>> Start

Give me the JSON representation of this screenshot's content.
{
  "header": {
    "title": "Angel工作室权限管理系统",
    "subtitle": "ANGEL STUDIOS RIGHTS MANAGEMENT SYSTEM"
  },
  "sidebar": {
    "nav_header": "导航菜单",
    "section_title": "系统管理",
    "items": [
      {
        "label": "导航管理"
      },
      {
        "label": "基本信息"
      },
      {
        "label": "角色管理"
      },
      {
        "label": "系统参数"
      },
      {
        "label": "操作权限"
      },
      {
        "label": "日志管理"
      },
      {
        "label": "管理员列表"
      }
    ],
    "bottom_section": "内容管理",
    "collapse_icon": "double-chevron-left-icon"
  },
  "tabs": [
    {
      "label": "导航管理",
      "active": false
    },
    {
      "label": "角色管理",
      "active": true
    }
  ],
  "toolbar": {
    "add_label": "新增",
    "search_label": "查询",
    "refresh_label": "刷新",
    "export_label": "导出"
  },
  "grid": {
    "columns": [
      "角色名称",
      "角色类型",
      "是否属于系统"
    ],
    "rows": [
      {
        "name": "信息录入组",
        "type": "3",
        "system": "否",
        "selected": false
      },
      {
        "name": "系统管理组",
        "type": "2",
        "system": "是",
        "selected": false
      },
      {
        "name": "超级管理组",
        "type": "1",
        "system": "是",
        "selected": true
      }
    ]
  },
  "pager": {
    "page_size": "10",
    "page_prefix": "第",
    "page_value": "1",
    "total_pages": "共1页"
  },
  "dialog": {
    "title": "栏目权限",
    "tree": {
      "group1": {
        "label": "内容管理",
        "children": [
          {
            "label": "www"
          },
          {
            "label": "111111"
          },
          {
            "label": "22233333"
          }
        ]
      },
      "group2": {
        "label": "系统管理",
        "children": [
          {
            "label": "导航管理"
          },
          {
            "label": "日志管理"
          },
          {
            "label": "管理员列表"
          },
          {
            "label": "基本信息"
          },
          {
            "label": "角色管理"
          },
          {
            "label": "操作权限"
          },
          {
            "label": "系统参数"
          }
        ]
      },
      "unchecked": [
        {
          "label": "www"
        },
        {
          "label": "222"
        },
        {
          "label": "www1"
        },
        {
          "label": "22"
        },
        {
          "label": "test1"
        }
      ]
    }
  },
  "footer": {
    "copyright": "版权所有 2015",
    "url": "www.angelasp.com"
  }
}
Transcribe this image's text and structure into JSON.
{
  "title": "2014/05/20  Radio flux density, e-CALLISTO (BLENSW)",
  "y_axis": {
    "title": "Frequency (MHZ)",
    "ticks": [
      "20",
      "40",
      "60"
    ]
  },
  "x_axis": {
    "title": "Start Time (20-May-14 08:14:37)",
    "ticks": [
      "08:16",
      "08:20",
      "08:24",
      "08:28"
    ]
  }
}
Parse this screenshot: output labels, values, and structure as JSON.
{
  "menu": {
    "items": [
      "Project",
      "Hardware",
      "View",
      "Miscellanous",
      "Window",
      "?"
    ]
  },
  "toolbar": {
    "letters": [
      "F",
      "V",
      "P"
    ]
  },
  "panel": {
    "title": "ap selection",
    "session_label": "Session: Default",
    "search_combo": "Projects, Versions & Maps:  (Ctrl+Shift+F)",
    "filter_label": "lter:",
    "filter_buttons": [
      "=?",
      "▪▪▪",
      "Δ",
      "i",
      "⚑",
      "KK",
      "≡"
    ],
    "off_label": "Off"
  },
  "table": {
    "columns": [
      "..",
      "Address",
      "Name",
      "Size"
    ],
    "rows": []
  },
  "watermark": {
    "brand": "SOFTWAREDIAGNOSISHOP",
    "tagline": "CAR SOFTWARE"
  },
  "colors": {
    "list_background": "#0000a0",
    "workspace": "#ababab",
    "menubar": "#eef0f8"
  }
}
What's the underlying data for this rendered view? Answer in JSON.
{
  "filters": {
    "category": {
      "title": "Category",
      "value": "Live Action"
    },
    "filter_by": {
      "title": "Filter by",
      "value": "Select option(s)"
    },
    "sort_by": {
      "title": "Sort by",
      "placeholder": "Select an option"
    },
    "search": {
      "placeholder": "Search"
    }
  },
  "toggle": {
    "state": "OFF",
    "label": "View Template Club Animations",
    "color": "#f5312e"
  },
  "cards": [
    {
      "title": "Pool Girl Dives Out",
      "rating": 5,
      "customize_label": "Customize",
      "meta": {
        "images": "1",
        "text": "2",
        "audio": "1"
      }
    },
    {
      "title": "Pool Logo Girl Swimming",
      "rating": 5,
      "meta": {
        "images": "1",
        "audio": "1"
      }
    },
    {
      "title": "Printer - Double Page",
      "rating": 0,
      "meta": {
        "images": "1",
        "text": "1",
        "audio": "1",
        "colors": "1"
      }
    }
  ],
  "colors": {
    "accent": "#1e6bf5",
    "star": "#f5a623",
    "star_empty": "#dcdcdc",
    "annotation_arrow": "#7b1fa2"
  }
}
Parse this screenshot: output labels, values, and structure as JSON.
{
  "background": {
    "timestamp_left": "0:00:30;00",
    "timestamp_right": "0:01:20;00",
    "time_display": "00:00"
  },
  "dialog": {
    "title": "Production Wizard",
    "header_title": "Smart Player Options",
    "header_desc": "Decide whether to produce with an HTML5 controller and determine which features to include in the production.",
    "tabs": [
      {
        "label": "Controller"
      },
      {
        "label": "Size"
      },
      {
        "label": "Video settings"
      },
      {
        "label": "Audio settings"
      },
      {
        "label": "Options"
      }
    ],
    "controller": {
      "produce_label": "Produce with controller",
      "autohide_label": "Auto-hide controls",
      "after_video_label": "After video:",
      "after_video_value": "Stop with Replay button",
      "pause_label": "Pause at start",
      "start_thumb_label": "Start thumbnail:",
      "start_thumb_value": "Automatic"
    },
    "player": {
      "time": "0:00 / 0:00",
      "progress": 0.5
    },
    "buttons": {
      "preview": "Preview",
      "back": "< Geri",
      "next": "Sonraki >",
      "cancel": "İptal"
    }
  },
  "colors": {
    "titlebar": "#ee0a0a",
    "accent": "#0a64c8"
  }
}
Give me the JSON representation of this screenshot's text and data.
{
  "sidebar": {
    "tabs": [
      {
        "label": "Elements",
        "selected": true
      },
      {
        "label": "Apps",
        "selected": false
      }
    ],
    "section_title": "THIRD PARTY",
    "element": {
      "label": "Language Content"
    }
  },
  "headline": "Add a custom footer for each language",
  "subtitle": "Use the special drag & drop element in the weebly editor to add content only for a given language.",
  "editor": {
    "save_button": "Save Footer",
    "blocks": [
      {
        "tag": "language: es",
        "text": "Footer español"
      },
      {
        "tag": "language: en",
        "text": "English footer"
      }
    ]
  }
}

>> End

What to do:
Copy all lines from the data that hold the word "screenshot".

Response:
Give me the JSON representation of this screenshot's content.
Parse this screenshot: output labels, values, and structure as JSON.
Parse this screenshot: output labels, values, and structure as JSON.
Give me the JSON representation of this screenshot's text and data.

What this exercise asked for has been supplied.